Identify the lines bearing the string "title" and gather them.

ROWS:
## begin

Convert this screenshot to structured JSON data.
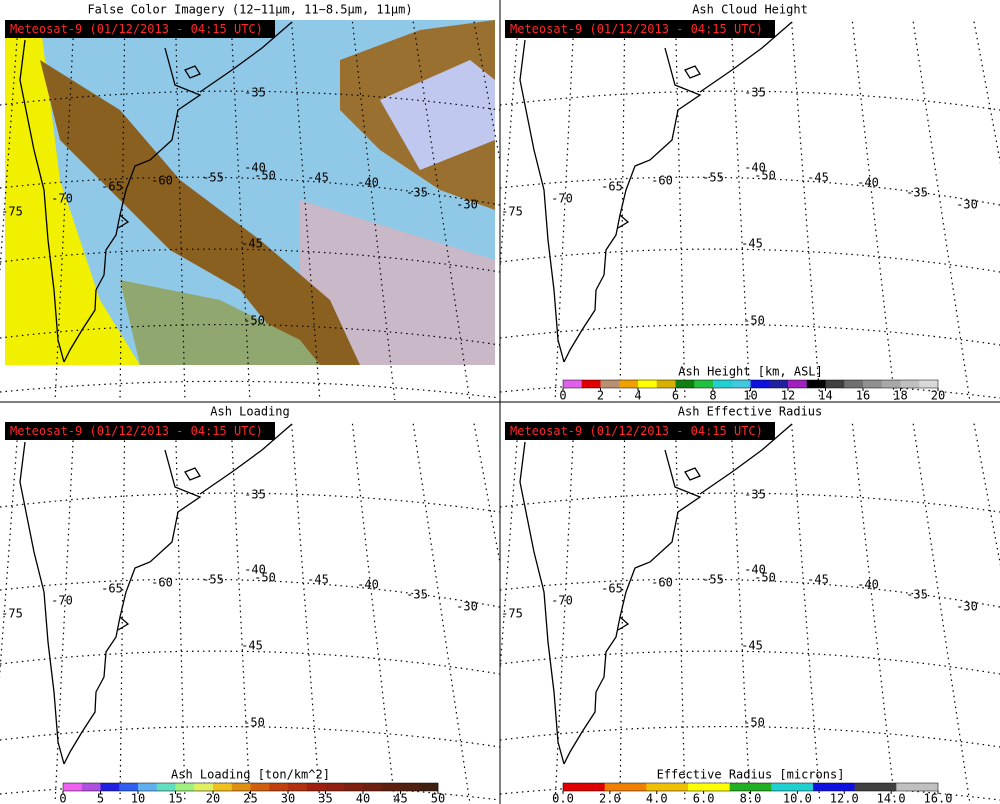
{
  "panels": [
    {
      "title": "False Color Imagery (12−11μm, 11−8.5μm, 11μm)",
      "stamp": "Meteosat-9  (01/12/2013 - 04:15 UTC)"
    },
    {
      "title": "Ash Cloud Height",
      "stamp": "Meteosat-9  (01/12/2013 - 04:15 UTC)",
      "colorbar": {
        "label": "Ash Height [km, ASL]",
        "lim": [
          0,
          20
        ],
        "ticks": [
          0,
          2,
          4,
          6,
          8,
          10,
          12,
          14,
          16,
          18,
          20
        ],
        "colors": [
          "#e060e8",
          "#e00000",
          "#b89070",
          "#f0a000",
          "#ffff00",
          "#d8b000",
          "#108010",
          "#20c040",
          "#20d0d0",
          "#40c8e0",
          "#1010e0",
          "#2020a0",
          "#a020c0",
          "#000000",
          "#404040",
          "#707070",
          "#909090",
          "#a8a8a8",
          "#c0c0c0",
          "#d8d8d8"
        ]
      }
    },
    {
      "title": "Ash Loading",
      "stamp": "Meteosat-9  (01/12/2013 - 04:15 UTC)",
      "colorbar": {
        "label": "Ash Loading [ton/km^2]",
        "lim": [
          0,
          50
        ],
        "ticks": [
          0,
          5,
          10,
          15,
          20,
          25,
          30,
          35,
          40,
          45,
          50
        ],
        "colors": [
          "#f060f0",
          "#b050e0",
          "#2020e0",
          "#3060f0",
          "#60b0f0",
          "#60e0c0",
          "#a0f080",
          "#e0f060",
          "#f0c020",
          "#e09010",
          "#d06010",
          "#c04010",
          "#b03010",
          "#a02010",
          "#902010",
          "#802010",
          "#702010",
          "#602010",
          "#502010",
          "#402010"
        ]
      }
    },
    {
      "title": "Ash Effective Radius",
      "stamp": "Meteosat-9  (01/12/2013 - 04:15 UTC)",
      "colorbar": {
        "label": "Effective Radius [microns]",
        "lim": [
          0,
          16
        ],
        "ticks": [
          {
            "value": 0,
            "label": "0.0"
          },
          {
            "value": 2,
            "label": "2.0"
          },
          {
            "value": 4,
            "label": "4.0"
          },
          {
            "value": 6,
            "label": "6.0"
          },
          {
            "value": 8,
            "label": "8.0"
          },
          {
            "value": 10,
            "label": "10.0"
          },
          {
            "value": 12,
            "label": "12.0"
          },
          {
            "value": 14,
            "label": "14.0"
          },
          {
            "value": 16,
            "label": "16.0"
          }
        ],
        "colors": [
          "#e00000",
          "#f08000",
          "#f0c000",
          "#ffff00",
          "#20b020",
          "#20d0d0",
          "#1010e0",
          "#404040",
          "#c0c0c0"
        ]
      }
    }
  ],
  "graticule_labels": [
    "-35",
    "-40",
    "-50",
    "-45",
    "-40",
    "-35",
    "-30",
    "-55",
    "-60",
    "-65",
    "-70",
    "-75",
    "-45",
    "-50"
  ]
}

## end

RESULT:
      "title": "False Color Imagery (12−11μm, 11−8.5μm, 11μm)",
      "title": "Ash Cloud Height",
      "title": "Ash Loading",
      "title": "Ash Effective Radius",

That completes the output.